Work item =
Reproduce word for word the passage of the dexamethasone and NPY abstract below between "Dexamethasone induces neuropeptide" and "through different pathways.", inclusive.

Extracted text =
↓↓↓
Dexamethasone induces neuropeptide Y (NPY) expression and impairs insulin release in the insulin-producing cell line RINm5F. Release of NPY and insulin through different pathways.

Neuropeptide Y (NPY) occurs in adrenergic as well as in non-adrenergic nerves innervating the islets of Langerhans and inhibits glucose-stimulated insulin secretion. Recently we demonstrated that NPY is expressed within islet beta cells of the rat pancreas following treatment with dexamethasone in vivo. In this study we examined the cellular expression of NPY following dexamethasone treatment of the insulin-producing cell line RINm5F, which under control conditions does not express or release NPY. The cells were cultured with or without dexamethasone (100 nM) for 5 days. Over the 5-day culture period, dexamethasone time dependently induced an increased release of NPY with a concomitant decrease in the release of insulin. Northern blot and in situ hybridization revealed a corresponding time-dependent increase in the amount of NPY transcripts and in the number of cells labeled for NPY mRNA, whereas immunocytochemistry for NPY revealed only a few immunoreactive cells, indicating a rapid release of the formed peptide. Following 5 days of culture with dexamethasone, acute stimulation with D-glyceraldehyde (10 mM) or KCl (20 mM) Ca2+ dependently stimulated the release of insulin. In contrast neither stimulation with D-glyceraldehyde or KCl nor removal of extracellular Ca2+ affected the release of NPY. Furthermore the D-glyceraldehyde- and KCl-induced increase in cytosolic Ca2+, evident in control RINm5F cells, was impaired after dexamethasone treatment. We conclude that RINm5F cells show steroid-sensitive plasticity and express NPY after dexamethasone treatment concomitantly with a decreased insulin secretion and impaired increase in cytosolic Ca2+ upon depolarization with KCl or stimulation with D-glyceraldehyde. We also conclude that NPY and insulin secretion are regulated differently and suggest that the inability of the removal of extracellular Ca2+ to inhibit NPY secretion and the failure of D-glyceraldehyde and KCl to stimulate NPY secretion reflect a constitutive release of this peptide from the cells in contrast to the regulated release of insulin.
↑↑↑
Record excerpts =
↓↓↓
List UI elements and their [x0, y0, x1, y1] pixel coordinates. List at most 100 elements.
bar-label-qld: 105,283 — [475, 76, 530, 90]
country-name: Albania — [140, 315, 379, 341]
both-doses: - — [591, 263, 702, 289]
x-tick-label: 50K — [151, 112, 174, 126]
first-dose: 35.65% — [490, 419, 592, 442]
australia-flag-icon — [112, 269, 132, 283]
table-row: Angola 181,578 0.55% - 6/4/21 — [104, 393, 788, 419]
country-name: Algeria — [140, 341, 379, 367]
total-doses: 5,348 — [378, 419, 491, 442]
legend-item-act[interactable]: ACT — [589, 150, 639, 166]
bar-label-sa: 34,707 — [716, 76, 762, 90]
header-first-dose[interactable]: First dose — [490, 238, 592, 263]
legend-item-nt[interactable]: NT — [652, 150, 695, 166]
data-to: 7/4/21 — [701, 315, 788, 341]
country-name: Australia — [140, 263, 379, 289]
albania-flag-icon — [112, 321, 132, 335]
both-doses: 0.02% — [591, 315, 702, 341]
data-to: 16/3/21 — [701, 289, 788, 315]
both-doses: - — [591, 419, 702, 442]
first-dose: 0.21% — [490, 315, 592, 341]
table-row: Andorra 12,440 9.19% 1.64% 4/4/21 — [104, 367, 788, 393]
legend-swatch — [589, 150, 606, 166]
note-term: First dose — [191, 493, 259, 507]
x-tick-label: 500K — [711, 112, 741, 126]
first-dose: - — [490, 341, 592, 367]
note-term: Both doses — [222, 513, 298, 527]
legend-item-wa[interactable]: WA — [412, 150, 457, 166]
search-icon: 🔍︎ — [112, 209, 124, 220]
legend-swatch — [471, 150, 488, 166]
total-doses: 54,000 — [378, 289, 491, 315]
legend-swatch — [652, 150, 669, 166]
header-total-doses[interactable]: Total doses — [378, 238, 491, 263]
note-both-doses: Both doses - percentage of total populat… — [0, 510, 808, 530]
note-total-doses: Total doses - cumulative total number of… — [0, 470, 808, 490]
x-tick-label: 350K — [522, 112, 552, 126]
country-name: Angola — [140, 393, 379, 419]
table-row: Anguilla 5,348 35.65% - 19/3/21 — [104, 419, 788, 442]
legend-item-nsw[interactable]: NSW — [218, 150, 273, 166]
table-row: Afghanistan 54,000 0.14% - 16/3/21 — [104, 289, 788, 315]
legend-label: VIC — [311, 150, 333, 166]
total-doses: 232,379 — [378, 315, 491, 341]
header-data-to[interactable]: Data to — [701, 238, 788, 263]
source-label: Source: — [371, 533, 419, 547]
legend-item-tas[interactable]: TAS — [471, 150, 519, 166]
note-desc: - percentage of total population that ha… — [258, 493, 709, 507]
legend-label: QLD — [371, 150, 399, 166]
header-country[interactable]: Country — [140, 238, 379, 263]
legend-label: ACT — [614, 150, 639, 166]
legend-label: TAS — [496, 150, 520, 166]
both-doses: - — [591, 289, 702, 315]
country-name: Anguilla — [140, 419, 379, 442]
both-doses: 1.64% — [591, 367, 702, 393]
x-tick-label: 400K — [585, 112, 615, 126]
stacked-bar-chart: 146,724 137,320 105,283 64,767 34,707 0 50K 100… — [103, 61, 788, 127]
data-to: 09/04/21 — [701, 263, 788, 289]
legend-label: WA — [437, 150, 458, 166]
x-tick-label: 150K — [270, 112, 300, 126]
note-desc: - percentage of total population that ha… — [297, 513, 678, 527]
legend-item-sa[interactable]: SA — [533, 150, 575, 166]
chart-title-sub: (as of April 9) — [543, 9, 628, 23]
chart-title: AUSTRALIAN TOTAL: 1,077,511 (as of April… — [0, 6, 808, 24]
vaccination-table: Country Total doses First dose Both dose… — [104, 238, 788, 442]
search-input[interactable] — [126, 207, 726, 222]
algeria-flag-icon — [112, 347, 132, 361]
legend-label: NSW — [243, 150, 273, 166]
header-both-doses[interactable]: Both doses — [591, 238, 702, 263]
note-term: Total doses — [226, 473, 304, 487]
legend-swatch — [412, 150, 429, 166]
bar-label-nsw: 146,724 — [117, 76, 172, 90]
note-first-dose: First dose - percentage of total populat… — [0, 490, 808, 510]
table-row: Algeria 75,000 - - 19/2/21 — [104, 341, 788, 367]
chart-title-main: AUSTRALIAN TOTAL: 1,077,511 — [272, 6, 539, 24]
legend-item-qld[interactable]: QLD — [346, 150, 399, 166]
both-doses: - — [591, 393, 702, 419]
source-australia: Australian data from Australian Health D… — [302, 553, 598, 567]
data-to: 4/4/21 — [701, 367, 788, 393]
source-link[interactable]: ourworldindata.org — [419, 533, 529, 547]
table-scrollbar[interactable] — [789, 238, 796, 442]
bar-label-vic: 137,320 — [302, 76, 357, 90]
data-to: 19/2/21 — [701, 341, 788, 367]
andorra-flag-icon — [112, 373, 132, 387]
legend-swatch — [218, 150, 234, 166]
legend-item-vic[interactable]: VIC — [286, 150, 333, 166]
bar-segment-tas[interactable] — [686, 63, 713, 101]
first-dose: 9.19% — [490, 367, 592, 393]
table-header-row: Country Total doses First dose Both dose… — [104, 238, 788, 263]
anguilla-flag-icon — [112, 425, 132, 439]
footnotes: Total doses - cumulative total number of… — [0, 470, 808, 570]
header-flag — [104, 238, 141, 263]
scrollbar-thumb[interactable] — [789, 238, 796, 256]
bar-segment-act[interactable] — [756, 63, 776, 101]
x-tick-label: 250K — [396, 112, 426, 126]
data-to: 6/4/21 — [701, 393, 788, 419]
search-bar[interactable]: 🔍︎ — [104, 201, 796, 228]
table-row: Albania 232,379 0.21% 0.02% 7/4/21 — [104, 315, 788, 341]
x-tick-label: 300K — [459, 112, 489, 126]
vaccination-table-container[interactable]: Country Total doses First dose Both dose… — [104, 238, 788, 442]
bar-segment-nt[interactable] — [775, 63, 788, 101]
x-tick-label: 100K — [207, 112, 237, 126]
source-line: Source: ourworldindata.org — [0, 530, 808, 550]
↑↑↑
Response for this exercise =
Dexamethasone induces neuropeptide Y (NPY) expression and impairs insulin release in the insulin-producing cell line RINm5F. Release of NPY and insulin through different pathways.